PROBLEM DESCRIPTION:
Reproduce the data exactly and drop any pictures it holds.

Dataset listings of figures:
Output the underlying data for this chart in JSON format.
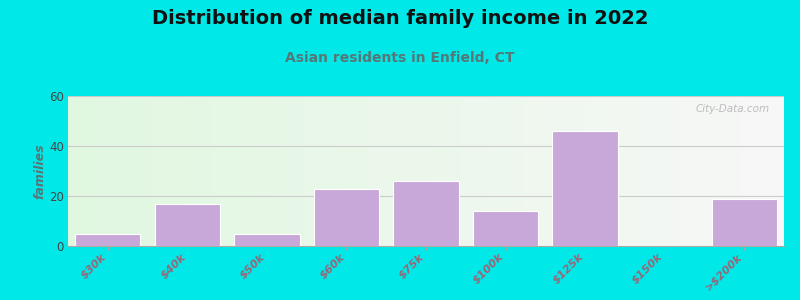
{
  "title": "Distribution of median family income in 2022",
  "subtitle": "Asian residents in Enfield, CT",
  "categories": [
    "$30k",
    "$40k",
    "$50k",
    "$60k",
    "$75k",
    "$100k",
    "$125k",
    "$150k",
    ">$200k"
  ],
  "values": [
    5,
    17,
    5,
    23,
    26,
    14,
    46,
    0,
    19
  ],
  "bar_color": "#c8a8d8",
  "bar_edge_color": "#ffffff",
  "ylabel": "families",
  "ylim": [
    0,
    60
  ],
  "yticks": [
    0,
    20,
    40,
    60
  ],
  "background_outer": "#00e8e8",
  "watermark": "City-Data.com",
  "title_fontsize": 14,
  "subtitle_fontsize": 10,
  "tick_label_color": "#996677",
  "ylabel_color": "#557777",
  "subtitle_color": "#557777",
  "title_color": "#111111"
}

ANSWER TO THIS EXERCISE:
Output the underlying data for this chart in JSON format.
{
  "title": "Distribution of median family income in 2022",
  "subtitle": "Asian residents in Enfield, CT",
  "categories": [
    "$30k",
    "$40k",
    "$50k",
    "$60k",
    "$75k",
    "$100k",
    "$125k",
    "$150k",
    ">$200k"
  ],
  "values": [
    5,
    17,
    5,
    23,
    26,
    14,
    46,
    0,
    19
  ],
  "bar_color": "#c8a8d8",
  "bar_edge_color": "#ffffff",
  "ylabel": "families",
  "ylim": [
    0,
    60
  ],
  "yticks": [
    0,
    20,
    40,
    60
  ],
  "background_outer": "#00e8e8",
  "watermark": "City-Data.com",
  "title_fontsize": 14,
  "subtitle_fontsize": 10,
  "tick_label_color": "#996677",
  "ylabel_color": "#557777",
  "subtitle_color": "#557777",
  "title_color": "#111111"
}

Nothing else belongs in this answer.